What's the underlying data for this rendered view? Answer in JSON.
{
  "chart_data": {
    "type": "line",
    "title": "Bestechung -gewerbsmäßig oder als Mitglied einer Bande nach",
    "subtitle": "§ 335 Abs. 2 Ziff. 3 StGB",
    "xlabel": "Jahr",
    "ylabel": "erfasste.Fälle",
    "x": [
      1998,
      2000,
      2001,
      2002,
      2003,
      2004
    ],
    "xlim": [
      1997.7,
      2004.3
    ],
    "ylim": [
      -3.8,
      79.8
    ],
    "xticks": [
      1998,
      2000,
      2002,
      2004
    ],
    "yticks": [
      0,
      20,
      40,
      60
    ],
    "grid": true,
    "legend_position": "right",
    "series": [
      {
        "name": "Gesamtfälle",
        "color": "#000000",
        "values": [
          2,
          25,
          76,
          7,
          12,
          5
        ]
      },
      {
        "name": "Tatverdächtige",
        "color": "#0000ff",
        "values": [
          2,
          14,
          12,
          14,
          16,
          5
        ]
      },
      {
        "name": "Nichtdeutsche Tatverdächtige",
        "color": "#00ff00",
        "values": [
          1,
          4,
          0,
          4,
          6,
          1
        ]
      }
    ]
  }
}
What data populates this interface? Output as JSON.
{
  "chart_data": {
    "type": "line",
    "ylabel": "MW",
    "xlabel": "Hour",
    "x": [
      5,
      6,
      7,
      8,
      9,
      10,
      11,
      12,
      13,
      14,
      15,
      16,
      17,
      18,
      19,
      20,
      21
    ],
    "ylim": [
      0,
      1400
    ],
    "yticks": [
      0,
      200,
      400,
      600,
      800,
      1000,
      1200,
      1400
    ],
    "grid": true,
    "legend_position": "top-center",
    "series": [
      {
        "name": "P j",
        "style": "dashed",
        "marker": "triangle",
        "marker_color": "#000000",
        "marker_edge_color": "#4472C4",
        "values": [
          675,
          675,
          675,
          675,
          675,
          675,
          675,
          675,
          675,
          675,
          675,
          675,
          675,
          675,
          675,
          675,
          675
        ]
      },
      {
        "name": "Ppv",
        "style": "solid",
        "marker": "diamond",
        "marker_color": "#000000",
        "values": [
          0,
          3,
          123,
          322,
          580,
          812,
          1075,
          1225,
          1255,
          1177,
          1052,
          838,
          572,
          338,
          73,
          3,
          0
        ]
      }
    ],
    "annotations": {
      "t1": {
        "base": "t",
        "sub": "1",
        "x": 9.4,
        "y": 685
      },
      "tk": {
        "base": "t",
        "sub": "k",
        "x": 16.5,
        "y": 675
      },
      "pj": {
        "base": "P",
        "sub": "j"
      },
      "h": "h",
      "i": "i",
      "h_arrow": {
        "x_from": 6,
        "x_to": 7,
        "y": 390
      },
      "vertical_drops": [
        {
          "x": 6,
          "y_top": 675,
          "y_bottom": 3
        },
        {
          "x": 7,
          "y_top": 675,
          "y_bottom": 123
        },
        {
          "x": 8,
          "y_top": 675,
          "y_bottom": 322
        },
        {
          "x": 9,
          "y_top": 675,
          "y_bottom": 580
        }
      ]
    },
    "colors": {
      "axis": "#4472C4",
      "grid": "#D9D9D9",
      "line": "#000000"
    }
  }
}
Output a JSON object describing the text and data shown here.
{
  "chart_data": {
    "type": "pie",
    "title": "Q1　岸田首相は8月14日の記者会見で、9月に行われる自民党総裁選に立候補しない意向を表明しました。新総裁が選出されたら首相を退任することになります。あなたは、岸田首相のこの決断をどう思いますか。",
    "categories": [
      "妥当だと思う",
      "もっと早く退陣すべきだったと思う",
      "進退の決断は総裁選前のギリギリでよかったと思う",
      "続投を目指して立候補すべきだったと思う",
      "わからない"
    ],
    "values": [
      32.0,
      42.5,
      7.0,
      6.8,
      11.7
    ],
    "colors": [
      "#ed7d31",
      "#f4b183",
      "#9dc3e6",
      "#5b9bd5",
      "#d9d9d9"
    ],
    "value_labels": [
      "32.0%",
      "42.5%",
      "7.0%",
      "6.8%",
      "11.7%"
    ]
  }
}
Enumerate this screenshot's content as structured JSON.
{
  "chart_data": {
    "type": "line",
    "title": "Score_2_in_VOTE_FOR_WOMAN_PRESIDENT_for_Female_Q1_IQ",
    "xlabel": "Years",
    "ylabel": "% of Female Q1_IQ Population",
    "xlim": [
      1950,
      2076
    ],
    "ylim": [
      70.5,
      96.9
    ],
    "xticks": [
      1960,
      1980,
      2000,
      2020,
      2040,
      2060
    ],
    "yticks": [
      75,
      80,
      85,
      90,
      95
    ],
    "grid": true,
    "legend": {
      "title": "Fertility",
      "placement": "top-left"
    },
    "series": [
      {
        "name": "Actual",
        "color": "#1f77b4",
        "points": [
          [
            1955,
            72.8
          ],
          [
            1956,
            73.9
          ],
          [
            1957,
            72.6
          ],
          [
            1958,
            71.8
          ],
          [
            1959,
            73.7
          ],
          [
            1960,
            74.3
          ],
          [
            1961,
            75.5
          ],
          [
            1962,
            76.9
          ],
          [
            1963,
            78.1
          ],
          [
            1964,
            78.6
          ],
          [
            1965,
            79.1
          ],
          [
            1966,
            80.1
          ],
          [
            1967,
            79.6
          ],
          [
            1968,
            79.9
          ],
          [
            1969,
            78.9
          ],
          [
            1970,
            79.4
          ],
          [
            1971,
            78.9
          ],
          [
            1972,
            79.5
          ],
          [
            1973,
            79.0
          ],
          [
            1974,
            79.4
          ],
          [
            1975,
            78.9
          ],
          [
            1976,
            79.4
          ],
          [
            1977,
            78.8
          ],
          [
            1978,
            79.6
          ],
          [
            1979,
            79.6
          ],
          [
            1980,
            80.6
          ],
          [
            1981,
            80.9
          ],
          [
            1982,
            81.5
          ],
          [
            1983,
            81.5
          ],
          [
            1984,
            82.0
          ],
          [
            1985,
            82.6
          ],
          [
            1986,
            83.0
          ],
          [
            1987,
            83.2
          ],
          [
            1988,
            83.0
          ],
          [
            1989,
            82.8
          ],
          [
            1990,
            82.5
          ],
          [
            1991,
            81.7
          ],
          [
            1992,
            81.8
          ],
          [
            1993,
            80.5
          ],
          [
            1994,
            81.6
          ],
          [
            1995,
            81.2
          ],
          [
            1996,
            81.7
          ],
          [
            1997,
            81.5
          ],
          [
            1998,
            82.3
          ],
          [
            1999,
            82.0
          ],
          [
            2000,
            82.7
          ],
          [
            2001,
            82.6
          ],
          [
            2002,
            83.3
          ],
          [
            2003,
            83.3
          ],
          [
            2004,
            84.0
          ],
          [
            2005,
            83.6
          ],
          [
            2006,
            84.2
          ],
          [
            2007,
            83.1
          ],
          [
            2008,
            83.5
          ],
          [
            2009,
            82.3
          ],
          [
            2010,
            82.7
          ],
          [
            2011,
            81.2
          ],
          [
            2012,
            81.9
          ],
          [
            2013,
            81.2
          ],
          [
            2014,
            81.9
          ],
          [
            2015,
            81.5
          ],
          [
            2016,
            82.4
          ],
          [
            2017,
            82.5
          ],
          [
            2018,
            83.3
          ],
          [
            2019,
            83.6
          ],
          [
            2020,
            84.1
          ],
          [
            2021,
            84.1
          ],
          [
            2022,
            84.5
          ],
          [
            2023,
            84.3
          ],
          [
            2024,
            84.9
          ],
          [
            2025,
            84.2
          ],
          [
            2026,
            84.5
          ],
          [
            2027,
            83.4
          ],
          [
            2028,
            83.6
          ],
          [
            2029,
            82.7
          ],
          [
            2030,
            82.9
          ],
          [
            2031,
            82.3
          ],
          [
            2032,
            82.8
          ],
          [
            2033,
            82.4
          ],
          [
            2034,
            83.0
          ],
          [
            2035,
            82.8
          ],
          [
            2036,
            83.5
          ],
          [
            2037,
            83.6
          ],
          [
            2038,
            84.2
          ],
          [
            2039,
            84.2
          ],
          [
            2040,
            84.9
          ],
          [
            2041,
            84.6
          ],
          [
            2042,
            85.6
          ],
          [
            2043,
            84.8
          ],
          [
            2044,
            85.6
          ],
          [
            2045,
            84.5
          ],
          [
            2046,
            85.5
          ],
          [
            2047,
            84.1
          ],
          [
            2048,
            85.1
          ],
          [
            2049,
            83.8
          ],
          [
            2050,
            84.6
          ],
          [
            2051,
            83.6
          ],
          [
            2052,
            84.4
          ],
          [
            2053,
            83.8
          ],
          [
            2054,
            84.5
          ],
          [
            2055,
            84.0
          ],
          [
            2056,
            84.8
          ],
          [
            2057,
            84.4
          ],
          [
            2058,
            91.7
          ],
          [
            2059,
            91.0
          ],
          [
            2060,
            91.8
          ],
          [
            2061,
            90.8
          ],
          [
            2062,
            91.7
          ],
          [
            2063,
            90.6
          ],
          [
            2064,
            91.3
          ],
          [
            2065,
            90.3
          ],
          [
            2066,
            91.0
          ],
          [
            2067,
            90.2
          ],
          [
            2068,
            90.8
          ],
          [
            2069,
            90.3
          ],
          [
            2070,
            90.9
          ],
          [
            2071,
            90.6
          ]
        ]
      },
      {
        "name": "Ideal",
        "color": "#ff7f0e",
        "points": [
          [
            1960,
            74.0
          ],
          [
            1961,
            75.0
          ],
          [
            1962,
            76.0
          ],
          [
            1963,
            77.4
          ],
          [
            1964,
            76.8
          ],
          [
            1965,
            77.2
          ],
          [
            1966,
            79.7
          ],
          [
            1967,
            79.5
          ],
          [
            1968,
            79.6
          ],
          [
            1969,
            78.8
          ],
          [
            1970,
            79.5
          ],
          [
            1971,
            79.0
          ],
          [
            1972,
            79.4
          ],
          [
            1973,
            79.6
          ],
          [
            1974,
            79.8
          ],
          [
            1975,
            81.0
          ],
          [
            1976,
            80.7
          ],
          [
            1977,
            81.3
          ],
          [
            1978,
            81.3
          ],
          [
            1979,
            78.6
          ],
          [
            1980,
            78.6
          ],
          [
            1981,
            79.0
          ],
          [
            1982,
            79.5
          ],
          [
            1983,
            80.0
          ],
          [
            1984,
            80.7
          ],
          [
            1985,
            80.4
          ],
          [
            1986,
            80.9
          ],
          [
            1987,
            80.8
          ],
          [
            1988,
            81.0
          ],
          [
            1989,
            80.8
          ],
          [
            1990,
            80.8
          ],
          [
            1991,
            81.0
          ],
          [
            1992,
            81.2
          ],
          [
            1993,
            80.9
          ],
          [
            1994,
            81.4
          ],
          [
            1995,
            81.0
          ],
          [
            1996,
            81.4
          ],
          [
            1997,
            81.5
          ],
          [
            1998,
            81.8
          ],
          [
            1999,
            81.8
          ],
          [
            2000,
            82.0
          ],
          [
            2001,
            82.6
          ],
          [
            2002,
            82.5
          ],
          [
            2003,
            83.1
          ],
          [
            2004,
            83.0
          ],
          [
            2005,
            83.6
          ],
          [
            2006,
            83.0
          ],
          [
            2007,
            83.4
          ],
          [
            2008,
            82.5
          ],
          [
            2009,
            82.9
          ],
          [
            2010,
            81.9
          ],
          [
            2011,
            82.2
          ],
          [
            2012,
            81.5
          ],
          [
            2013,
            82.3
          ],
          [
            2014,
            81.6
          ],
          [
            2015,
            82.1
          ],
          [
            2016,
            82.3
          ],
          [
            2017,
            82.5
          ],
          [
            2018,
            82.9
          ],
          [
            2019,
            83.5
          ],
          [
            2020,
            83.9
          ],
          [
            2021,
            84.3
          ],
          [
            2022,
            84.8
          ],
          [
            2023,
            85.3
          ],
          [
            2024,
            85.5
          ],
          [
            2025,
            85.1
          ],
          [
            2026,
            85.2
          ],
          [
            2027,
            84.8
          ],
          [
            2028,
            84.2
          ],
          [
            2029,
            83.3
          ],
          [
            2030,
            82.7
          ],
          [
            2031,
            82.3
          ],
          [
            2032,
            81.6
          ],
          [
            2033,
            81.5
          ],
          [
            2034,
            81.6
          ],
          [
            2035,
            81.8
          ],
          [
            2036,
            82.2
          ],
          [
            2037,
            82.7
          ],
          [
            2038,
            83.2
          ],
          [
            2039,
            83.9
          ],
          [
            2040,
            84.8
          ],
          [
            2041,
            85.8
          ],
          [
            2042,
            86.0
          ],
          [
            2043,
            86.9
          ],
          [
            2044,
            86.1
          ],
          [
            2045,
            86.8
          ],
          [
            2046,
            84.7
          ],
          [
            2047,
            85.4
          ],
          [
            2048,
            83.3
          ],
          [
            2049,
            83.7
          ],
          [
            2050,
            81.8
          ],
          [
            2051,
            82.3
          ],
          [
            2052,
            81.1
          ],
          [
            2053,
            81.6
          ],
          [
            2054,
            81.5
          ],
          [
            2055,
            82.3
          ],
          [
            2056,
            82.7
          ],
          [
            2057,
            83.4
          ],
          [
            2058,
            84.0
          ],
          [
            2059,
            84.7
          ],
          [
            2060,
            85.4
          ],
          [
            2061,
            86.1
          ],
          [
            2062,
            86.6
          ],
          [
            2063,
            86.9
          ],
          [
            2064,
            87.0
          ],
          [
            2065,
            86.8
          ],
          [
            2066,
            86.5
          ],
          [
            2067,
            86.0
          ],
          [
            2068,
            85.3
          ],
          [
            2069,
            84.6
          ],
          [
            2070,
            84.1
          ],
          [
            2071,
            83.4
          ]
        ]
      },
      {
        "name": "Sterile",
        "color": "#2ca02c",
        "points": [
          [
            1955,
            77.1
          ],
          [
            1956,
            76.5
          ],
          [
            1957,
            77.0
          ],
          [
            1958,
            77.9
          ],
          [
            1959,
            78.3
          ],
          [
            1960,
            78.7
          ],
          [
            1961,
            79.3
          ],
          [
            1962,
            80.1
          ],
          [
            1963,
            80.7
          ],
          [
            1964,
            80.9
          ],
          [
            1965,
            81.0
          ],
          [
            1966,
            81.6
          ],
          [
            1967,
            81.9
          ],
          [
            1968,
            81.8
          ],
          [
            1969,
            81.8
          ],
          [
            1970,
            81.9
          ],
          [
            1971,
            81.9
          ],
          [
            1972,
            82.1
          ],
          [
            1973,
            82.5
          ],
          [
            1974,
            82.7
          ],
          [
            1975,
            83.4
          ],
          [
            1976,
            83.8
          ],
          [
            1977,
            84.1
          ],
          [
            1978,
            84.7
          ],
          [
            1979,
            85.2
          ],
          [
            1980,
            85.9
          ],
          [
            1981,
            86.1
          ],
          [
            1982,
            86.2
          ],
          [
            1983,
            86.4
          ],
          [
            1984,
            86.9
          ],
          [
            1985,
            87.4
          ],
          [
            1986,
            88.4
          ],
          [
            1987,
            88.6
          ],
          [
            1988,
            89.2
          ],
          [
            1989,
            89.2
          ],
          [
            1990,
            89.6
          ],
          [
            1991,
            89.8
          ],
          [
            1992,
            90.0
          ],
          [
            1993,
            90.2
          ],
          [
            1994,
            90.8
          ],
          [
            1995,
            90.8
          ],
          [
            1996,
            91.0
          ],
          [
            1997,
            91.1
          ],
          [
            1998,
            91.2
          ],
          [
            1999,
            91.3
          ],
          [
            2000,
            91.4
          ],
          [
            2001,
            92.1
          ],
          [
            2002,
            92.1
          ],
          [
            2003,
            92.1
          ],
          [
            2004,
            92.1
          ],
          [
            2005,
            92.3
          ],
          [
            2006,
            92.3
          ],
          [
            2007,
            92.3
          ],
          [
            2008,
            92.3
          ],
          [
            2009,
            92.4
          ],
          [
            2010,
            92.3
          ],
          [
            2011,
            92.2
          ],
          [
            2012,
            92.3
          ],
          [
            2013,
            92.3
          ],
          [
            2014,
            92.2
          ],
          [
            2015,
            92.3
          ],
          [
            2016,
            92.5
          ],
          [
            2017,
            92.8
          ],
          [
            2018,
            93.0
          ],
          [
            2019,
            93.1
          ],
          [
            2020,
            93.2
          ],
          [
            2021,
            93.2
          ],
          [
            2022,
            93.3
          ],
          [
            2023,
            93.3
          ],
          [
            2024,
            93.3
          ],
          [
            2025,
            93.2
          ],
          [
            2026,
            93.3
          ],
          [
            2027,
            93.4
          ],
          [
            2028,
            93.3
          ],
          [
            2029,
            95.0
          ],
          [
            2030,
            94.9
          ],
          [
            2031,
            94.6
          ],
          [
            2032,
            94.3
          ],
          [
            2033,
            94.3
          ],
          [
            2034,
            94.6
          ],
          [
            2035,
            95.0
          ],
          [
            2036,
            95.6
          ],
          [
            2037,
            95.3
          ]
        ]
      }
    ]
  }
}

Short exercise
Look for the word "ylabel" in every line of the listing and copy the lines that have it.

Exercise output
    "ylabel": "erfasste.Fälle",
    "ylabel": "MW",
    "ylabel": "% of Female Q1_IQ Population",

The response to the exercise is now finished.